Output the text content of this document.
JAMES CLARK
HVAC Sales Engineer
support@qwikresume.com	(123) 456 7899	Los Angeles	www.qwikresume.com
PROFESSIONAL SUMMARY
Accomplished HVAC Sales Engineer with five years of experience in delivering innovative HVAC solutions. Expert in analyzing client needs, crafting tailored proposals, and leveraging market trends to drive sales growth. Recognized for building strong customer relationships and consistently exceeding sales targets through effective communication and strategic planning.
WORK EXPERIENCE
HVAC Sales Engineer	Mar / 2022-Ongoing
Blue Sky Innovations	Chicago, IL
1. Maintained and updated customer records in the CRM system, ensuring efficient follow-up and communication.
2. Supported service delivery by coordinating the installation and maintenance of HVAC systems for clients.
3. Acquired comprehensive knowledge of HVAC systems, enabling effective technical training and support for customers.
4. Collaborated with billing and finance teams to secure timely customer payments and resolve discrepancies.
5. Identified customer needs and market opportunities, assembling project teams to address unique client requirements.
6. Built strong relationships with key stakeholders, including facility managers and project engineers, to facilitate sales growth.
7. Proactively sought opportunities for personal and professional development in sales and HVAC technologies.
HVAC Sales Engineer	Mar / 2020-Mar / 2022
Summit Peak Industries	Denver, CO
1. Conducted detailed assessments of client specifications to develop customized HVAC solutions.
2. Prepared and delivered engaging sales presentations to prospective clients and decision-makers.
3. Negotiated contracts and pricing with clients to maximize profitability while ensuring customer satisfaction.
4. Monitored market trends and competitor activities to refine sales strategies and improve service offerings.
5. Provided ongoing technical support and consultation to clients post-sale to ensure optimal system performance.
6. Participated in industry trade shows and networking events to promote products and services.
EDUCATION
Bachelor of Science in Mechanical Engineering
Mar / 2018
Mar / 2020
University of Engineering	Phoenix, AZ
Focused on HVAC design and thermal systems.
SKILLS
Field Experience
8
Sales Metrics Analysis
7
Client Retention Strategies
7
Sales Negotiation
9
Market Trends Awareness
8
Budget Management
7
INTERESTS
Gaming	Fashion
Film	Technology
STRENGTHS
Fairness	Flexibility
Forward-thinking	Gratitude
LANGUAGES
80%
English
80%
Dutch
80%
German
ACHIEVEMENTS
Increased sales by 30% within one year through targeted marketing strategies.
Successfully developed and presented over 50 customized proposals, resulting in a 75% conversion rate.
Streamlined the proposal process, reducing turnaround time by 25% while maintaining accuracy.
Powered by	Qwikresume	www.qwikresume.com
■ ■ ■ ■ ■
TASK PROMPT
Produce an exact copy of the whole listing.

REPLY
Output the text content of this document.
JAMES CLARK
HVAC Sales Engineer
support@qwikresume.com	(123) 456 7899	Los Angeles	www.qwikresume.com
PROFESSIONAL SUMMARY
Accomplished HVAC Sales Engineer with five years of experience in delivering innovative HVAC solutions. Expert in analyzing client needs, crafting tailored proposals, and leveraging market trends to drive sales growth. Recognized for building strong customer relationships and consistently exceeding sales targets through effective communication and strategic planning.
WORK EXPERIENCE
HVAC Sales Engineer	Mar / 2022-Ongoing
Blue Sky Innovations	Chicago, IL
1. Maintained and updated customer records in the CRM system, ensuring efficient follow-up and communication.
2. Supported service delivery by coordinating the installation and maintenance of HVAC systems for clients.
3. Acquired comprehensive knowledge of HVAC systems, enabling effective technical training and support for customers.
4. Collaborated with billing and finance teams to secure timely customer payments and resolve discrepancies.
5. Identified customer needs and market opportunities, assembling project teams to address unique client requirements.
6. Built strong relationships with key stakeholders, including facility managers and project engineers, to facilitate sales growth.
7. Proactively sought opportunities for personal and professional development in sales and HVAC technologies.
HVAC Sales Engineer	Mar / 2020-Mar / 2022
Summit Peak Industries	Denver, CO
1. Conducted detailed assessments of client specifications to develop customized HVAC solutions.
2. Prepared and delivered engaging sales presentations to prospective clients and decision-makers.
3. Negotiated contracts and pricing with clients to maximize profitability while ensuring customer satisfaction.
4. Monitored market trends and competitor activities to refine sales strategies and improve service offerings.
5. Provided ongoing technical support and consultation to clients post-sale to ensure optimal system performance.
6. Participated in industry trade shows and networking events to promote products and services.
EDUCATION
Bachelor of Science in Mechanical Engineering
Mar / 2018
Mar / 2020
University of Engineering	Phoenix, AZ
Focused on HVAC design and thermal systems.
SKILLS
Field Experience
8
Sales Metrics Analysis
7
Client Retention Strategies
7
Sales Negotiation
9
Market Trends Awareness
8
Budget Management
7
INTERESTS
Gaming	Fashion
Film	Technology
STRENGTHS
Fairness	Flexibility
Forward-thinking	Gratitude
LANGUAGES
80%
English
80%
Dutch
80%
German
ACHIEVEMENTS
Increased sales by 30% within one year through targeted marketing strategies.
Successfully developed and presented over 50 customized proposals, resulting in a 75% conversion rate.
Streamlined the proposal process, reducing turnaround time by 25% while maintaining accuracy.
Powered by	Qwikresume	www.qwikresume.com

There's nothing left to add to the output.